** Consignes **
(a) Dans le texte sur la pédagogie de Carl Orff, relevez les trois notions dont Orff défend la réunion.
(b) Prolongez le texte sur la pédagogie de Carl Orff après sa dernière phrase.

** Texte source **

########

Tout y est : les événements du quotidien y sont représentés, ils sont symbolisés par la parole, le geste, le masque, rythmiquement.
Carl Orff en recherche pour affiner sa pédagogie propose de s’inspirer de ces procédés. Insatisfait de voir que l'enseignement qui dispense solfège d'un côté, sport de l'autre, morcelle l'Homme, il s'appuie sur une théorie qui consiste à défendre la réunion du Corps, du Rythme et de la Parole.
Nous appelons cela "triangulation". Cette dramaturgie est bien présente dans les fêtes des sociétés de tradition orale. Il y a perpétuel aller et venue entre celui-ci et celle-là, l'évolution du drame s'agence au fil du déroulement de la manifestation. Toujours en Afrique de l’Ouest, ceux qui sont davantage prédisposés à jouer ou à danser ne semblent pas être là pour poursuivre un destin de type narcissique que l'on rencontre souvent sur les plateaux occidentaux. ("L'artiste est l'artisan qui dit "moi-je", ironise Régis Debray).

########

** Données enregistrées **
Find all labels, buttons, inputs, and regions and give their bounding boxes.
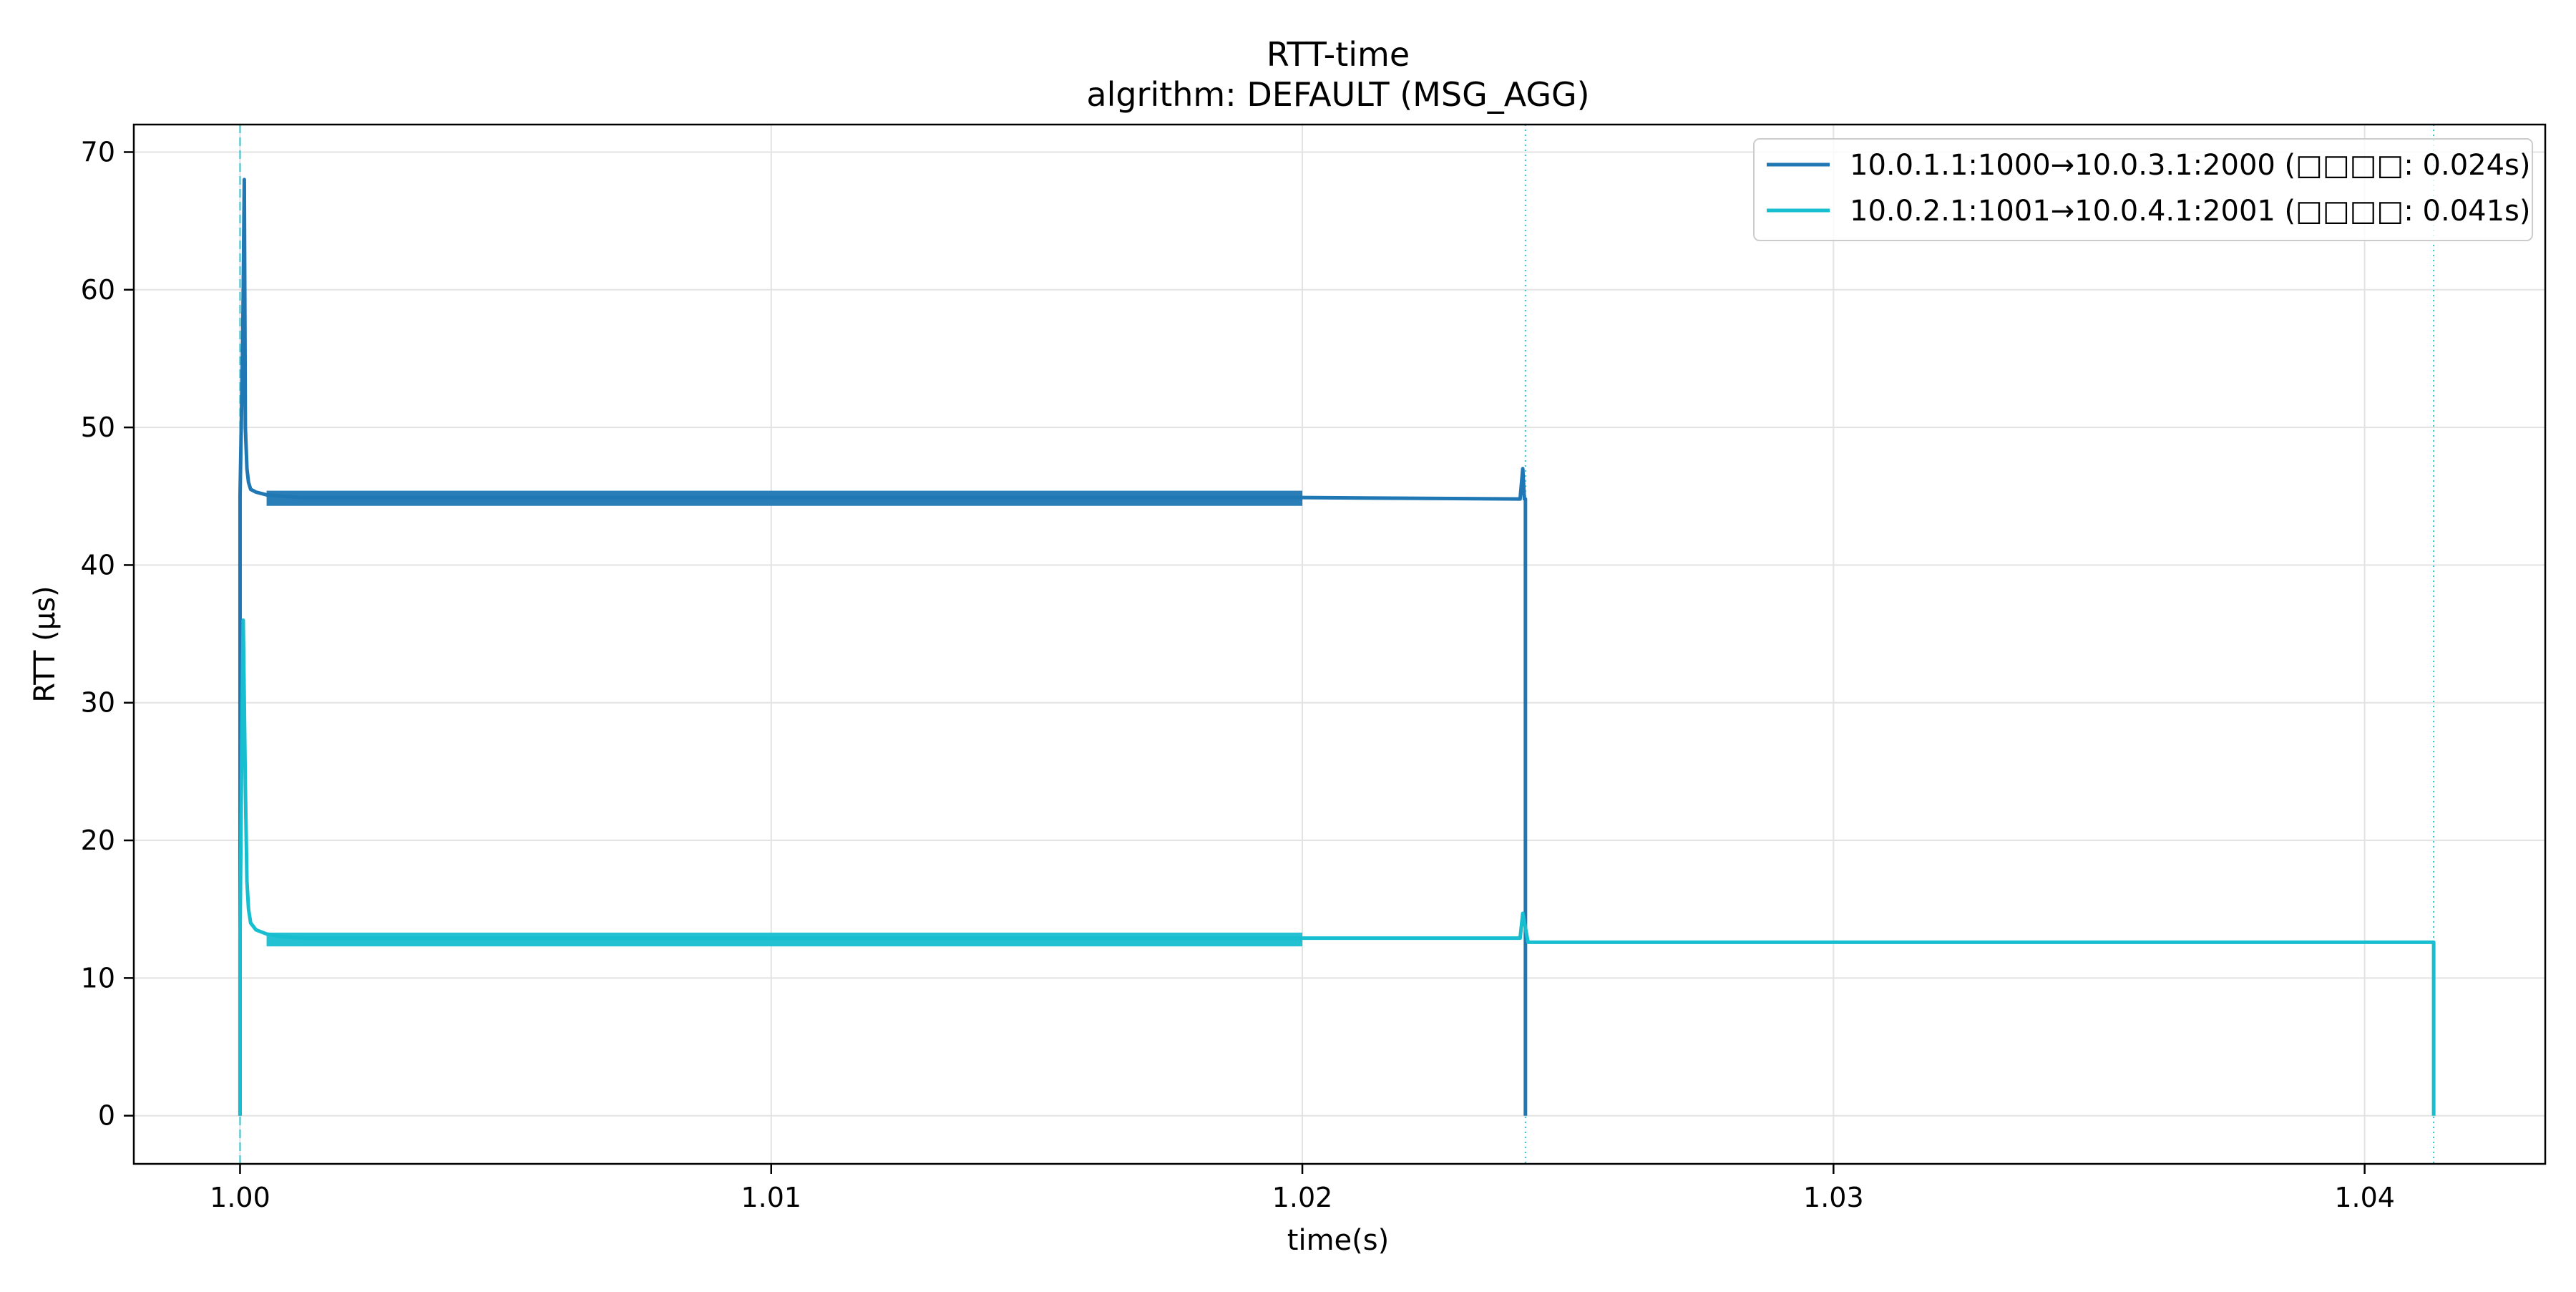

########

** Réponses par consigne **
(a) le Corps, le Rythme et la Parole

(b)
Il s'agit d'un acte social, qui est là pour témoigner du réel, le jouer ou le rejouer, le partager. Cependant, il ne s’agit pas d’une symbolisation de sentiment individuel, mais des évènements de la communauté. La musique accompagne les hommes aux champs par exemple. Ce qui pousse le tambourineur ou le danseur à accélérer n’est pas la volonté d’une performance à réaliser. Ce sont les pas des danseurs qui indiquent le phrasé du percussionniste, ou la cadence des coupeurs de mil, celle de l’alternance des batteuses de sorgho dans le mortier, ou encore le rythme effréné de la pluie sur le sol, celui du galop de la gazelle…, de même les pas du bœuf qui charrue, indiquent au brioleur du Berry son phrasé. L'ajustement entre eux est subtil et permanent, vivant. C'est un accordage humoral. Ce qui est propre au rythme, contrairement à la mesure métronomique des techniques numériques.). Les tambours, la poussière de la danse, les griots qui racontent l'histoire des ancêtres, tout cela a lieu naturellement, musique et danse font partie de la vie, ils la ponctuent...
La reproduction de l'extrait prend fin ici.